* Start Dataset extract *
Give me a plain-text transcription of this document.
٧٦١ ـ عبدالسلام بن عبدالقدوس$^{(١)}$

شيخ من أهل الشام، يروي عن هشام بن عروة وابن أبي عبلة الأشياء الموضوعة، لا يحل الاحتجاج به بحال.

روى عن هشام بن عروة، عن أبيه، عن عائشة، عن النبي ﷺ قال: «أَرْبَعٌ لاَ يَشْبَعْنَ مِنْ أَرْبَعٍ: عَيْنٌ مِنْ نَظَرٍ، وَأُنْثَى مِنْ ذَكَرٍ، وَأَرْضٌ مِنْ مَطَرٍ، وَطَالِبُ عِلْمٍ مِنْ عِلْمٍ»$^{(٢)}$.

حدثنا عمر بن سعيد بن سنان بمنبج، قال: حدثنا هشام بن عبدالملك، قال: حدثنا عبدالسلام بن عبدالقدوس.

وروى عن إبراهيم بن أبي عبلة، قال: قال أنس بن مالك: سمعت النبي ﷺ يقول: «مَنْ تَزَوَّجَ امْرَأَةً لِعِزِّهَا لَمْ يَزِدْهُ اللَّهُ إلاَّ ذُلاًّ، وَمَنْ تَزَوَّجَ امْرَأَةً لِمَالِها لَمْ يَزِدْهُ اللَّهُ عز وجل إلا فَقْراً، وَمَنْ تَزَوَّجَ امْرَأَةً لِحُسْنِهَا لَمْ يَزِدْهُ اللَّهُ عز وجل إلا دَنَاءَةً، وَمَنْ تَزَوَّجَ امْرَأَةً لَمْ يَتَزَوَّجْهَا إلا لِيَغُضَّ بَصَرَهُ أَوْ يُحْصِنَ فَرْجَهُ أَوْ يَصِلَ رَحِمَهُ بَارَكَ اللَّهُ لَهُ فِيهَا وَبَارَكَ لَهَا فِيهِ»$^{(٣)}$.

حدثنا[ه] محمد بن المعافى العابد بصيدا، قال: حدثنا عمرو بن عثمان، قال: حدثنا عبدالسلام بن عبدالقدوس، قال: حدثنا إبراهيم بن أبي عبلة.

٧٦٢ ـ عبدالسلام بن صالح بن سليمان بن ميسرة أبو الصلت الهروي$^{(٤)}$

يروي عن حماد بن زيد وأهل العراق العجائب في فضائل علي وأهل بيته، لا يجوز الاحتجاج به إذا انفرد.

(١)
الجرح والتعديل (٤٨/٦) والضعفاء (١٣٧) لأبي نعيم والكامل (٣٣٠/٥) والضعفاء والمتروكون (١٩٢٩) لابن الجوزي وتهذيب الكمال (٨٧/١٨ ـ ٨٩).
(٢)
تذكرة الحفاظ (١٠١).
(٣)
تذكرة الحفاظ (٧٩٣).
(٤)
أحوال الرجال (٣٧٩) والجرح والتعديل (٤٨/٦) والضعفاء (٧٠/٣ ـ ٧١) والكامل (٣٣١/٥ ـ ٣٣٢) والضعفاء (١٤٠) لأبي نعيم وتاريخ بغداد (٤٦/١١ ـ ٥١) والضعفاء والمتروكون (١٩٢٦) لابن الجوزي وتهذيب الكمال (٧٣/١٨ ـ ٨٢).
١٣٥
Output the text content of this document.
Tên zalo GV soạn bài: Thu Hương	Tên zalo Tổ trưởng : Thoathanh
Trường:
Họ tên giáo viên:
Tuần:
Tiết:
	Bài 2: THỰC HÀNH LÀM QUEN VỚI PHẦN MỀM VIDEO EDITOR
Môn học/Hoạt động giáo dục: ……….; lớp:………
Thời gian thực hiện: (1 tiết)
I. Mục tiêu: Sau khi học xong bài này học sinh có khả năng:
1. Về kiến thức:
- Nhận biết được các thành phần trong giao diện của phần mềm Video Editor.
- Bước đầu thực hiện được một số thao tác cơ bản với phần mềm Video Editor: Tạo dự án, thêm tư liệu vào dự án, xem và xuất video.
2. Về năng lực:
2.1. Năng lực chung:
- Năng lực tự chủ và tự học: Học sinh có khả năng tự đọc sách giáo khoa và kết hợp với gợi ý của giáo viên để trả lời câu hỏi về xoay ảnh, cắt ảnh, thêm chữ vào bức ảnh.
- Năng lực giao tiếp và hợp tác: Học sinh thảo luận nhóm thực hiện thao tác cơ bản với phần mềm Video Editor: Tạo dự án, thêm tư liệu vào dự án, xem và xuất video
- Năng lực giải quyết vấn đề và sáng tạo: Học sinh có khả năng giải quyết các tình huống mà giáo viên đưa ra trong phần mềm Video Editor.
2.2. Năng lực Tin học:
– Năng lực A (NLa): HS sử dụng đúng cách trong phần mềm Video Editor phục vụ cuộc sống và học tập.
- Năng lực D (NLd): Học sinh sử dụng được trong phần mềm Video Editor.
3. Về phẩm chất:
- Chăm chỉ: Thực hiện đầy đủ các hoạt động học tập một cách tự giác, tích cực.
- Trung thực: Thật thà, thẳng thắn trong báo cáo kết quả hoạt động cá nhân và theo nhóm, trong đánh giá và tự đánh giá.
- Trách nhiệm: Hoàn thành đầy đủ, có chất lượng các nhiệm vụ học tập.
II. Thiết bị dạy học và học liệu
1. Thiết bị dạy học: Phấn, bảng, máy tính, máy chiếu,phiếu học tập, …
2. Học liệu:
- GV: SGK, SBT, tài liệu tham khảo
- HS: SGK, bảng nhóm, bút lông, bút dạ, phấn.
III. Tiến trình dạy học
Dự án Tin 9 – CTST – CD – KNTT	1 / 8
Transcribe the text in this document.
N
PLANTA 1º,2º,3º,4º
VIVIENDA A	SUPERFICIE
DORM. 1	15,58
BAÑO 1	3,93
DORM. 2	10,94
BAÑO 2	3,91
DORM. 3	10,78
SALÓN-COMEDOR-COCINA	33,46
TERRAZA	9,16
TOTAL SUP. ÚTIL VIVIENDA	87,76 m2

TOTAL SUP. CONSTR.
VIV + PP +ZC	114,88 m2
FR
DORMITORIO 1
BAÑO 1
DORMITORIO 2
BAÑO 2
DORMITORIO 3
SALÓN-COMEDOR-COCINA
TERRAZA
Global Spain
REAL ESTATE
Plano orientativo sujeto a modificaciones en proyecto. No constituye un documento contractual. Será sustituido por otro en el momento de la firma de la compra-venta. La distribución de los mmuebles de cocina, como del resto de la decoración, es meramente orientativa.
* End Dataset extract *
From the entries above, return each line with the word "được" in it.

* Final result *
- Nhận biết được các thành phần trong giao diện của phần mềm Video Editor.
- Bước đầu thực hiện được một số thao tác cơ bản với phần mềm Video Editor: Tạo dự án, thêm tư liệu vào dự án, xem và xuất video.
- Năng lực D (NLd): Học sinh sử dụng được trong phần mềm Video Editor.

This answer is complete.